═══ DATASET CONTENT ═══

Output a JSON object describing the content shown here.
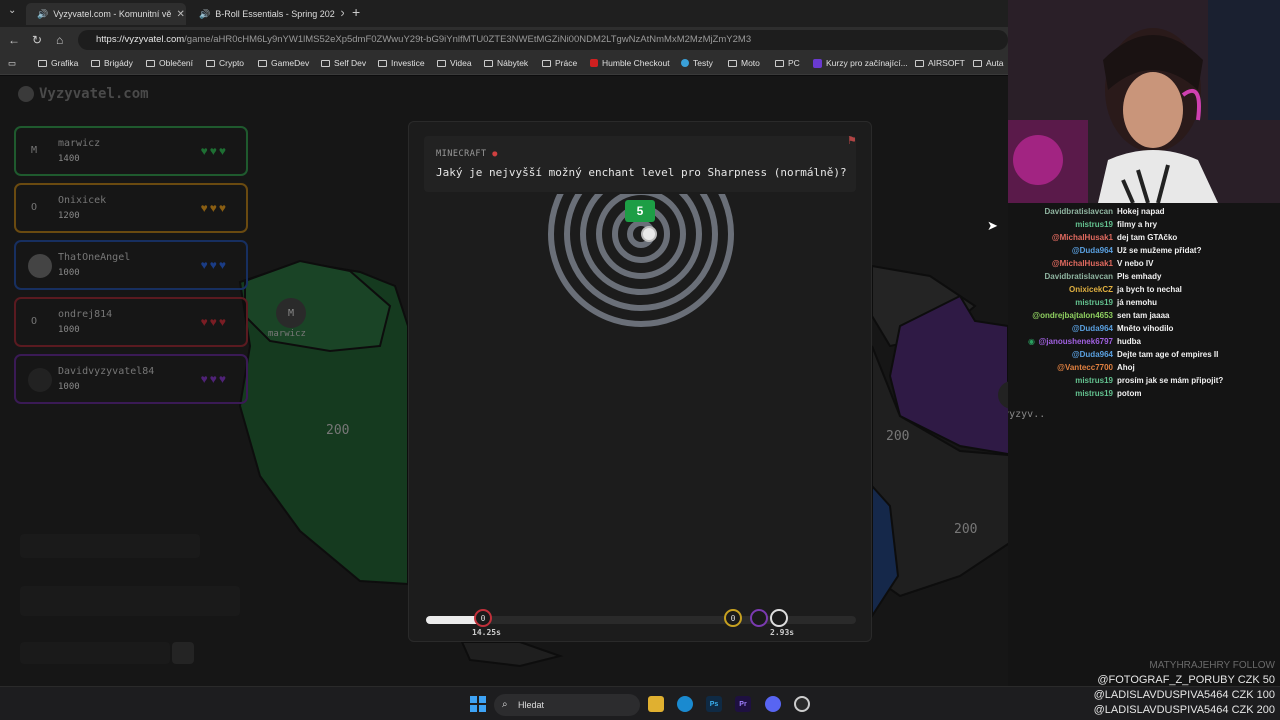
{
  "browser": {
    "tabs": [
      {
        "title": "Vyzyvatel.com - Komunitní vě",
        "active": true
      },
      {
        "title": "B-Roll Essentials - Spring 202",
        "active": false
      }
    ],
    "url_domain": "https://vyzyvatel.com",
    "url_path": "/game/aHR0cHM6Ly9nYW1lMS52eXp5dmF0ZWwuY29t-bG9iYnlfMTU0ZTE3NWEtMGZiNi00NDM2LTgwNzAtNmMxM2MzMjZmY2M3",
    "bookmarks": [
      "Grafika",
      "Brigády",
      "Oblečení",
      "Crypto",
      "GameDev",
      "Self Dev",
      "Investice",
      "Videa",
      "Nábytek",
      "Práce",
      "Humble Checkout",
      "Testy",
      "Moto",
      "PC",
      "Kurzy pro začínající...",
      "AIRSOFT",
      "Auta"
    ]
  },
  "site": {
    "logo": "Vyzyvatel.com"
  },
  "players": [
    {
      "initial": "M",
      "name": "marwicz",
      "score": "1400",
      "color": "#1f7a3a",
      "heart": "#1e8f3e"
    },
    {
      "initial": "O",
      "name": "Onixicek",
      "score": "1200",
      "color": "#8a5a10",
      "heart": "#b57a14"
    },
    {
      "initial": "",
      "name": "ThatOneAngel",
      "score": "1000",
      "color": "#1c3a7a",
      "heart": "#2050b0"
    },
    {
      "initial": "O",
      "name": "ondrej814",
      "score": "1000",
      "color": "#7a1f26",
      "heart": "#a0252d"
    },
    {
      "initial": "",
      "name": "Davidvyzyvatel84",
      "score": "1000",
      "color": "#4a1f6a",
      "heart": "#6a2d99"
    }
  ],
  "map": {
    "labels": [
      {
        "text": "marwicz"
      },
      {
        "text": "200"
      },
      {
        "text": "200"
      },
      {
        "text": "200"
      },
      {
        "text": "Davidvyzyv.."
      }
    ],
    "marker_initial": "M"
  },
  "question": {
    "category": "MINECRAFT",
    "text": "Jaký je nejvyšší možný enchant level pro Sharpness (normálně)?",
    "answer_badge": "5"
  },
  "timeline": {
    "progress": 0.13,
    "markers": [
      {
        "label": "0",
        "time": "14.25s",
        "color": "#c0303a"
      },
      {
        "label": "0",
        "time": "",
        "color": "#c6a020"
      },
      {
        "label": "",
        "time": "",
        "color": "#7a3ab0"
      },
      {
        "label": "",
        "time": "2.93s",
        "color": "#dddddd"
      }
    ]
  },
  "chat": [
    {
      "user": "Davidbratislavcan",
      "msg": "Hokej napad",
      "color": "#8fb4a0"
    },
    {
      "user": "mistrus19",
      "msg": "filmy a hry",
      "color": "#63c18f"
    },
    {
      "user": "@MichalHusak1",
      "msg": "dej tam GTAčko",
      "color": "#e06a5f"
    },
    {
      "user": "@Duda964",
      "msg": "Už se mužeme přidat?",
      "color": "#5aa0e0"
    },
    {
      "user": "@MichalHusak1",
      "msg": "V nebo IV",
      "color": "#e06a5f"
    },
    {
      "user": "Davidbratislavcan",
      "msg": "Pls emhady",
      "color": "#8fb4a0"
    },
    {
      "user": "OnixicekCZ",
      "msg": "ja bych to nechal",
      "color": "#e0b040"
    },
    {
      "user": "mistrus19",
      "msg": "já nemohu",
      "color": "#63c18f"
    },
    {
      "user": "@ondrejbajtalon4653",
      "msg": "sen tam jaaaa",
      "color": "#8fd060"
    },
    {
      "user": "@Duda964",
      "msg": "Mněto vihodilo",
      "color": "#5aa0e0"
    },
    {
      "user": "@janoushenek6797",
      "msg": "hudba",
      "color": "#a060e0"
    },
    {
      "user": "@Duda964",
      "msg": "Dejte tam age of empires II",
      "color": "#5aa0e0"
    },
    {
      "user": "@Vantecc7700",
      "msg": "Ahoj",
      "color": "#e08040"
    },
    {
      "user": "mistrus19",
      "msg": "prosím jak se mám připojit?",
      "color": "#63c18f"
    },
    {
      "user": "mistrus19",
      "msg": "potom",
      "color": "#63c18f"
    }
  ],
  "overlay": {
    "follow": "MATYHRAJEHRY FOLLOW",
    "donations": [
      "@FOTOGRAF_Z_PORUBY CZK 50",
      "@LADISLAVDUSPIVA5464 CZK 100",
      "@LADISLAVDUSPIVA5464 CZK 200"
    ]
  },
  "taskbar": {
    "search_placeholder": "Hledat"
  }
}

═══

DESCRIPTION OF THE TASK
Leave images out of the retyped records; keep all else exact.

COMPLETE ANSWER
Output a JSON object describing the content shown here.
{
  "browser": {
    "tabs": [
      {
        "title": "Vyzyvatel.com - Komunitní vě",
        "active": true
      },
      {
        "title": "B-Roll Essentials - Spring 202",
        "active": false
      }
    ],
    "url_domain": "https://vyzyvatel.com",
    "url_path": "/game/aHR0cHM6Ly9nYW1lMS52eXp5dmF0ZWwuY29t-bG9iYnlfMTU0ZTE3NWEtMGZiNi00NDM2LTgwNzAtNmMxM2MzMjZmY2M3",
    "bookmarks": [
      "Grafika",
      "Brigády",
      "Oblečení",
      "Crypto",
      "GameDev",
      "Self Dev",
      "Investice",
      "Videa",
      "Nábytek",
      "Práce",
      "Humble Checkout",
      "Testy",
      "Moto",
      "PC",
      "Kurzy pro začínající...",
      "AIRSOFT",
      "Auta"
    ]
  },
  "site": {
    "logo": "Vyzyvatel.com"
  },
  "players": [
    {
      "initial": "M",
      "name": "marwicz",
      "score": "1400",
      "color": "#1f7a3a",
      "heart": "#1e8f3e"
    },
    {
      "initial": "O",
      "name": "Onixicek",
      "score": "1200",
      "color": "#8a5a10",
      "heart": "#b57a14"
    },
    {
      "initial": "",
      "name": "ThatOneAngel",
      "score": "1000",
      "color": "#1c3a7a",
      "heart": "#2050b0"
    },
    {
      "initial": "O",
      "name": "ondrej814",
      "score": "1000",
      "color": "#7a1f26",
      "heart": "#a0252d"
    },
    {
      "initial": "",
      "name": "Davidvyzyvatel84",
      "score": "1000",
      "color": "#4a1f6a",
      "heart": "#6a2d99"
    }
  ],
  "map": {
    "labels": [
      {
        "text": "marwicz"
      },
      {
        "text": "200"
      },
      {
        "text": "200"
      },
      {
        "text": "200"
      },
      {
        "text": "Davidvyzyv.."
      }
    ],
    "marker_initial": "M"
  },
  "question": {
    "category": "MINECRAFT",
    "text": "Jaký je nejvyšší možný enchant level pro Sharpness (normálně)?",
    "answer_badge": "5"
  },
  "timeline": {
    "progress": 0.13,
    "markers": [
      {
        "label": "0",
        "time": "14.25s",
        "color": "#c0303a"
      },
      {
        "label": "0",
        "time": "",
        "color": "#c6a020"
      },
      {
        "label": "",
        "time": "",
        "color": "#7a3ab0"
      },
      {
        "label": "",
        "time": "2.93s",
        "color": "#dddddd"
      }
    ]
  },
  "chat": [
    {
      "user": "Davidbratislavcan",
      "msg": "Hokej napad",
      "color": "#8fb4a0"
    },
    {
      "user": "mistrus19",
      "msg": "filmy a hry",
      "color": "#63c18f"
    },
    {
      "user": "@MichalHusak1",
      "msg": "dej tam GTAčko",
      "color": "#e06a5f"
    },
    {
      "user": "@Duda964",
      "msg": "Už se mužeme přidat?",
      "color": "#5aa0e0"
    },
    {
      "user": "@MichalHusak1",
      "msg": "V nebo IV",
      "color": "#e06a5f"
    },
    {
      "user": "Davidbratislavcan",
      "msg": "Pls emhady",
      "color": "#8fb4a0"
    },
    {
      "user": "OnixicekCZ",
      "msg": "ja bych to nechal",
      "color": "#e0b040"
    },
    {
      "user": "mistrus19",
      "msg": "já nemohu",
      "color": "#63c18f"
    },
    {
      "user": "@ondrejbajtalon4653",
      "msg": "sen tam jaaaa",
      "color": "#8fd060"
    },
    {
      "user": "@Duda964",
      "msg": "Mněto vihodilo",
      "color": "#5aa0e0"
    },
    {
      "user": "@janoushenek6797",
      "msg": "hudba",
      "color": "#a060e0"
    },
    {
      "user": "@Duda964",
      "msg": "Dejte tam age of empires II",
      "color": "#5aa0e0"
    },
    {
      "user": "@Vantecc7700",
      "msg": "Ahoj",
      "color": "#e08040"
    },
    {
      "user": "mistrus19",
      "msg": "prosím jak se mám připojit?",
      "color": "#63c18f"
    },
    {
      "user": "mistrus19",
      "msg": "potom",
      "color": "#63c18f"
    }
  ],
  "overlay": {
    "follow": "MATYHRAJEHRY FOLLOW",
    "donations": [
      "@FOTOGRAF_Z_PORUBY CZK 50",
      "@LADISLAVDUSPIVA5464 CZK 100",
      "@LADISLAVDUSPIVA5464 CZK 200"
    ]
  },
  "taskbar": {
    "search_placeholder": "Hledat"
  }
}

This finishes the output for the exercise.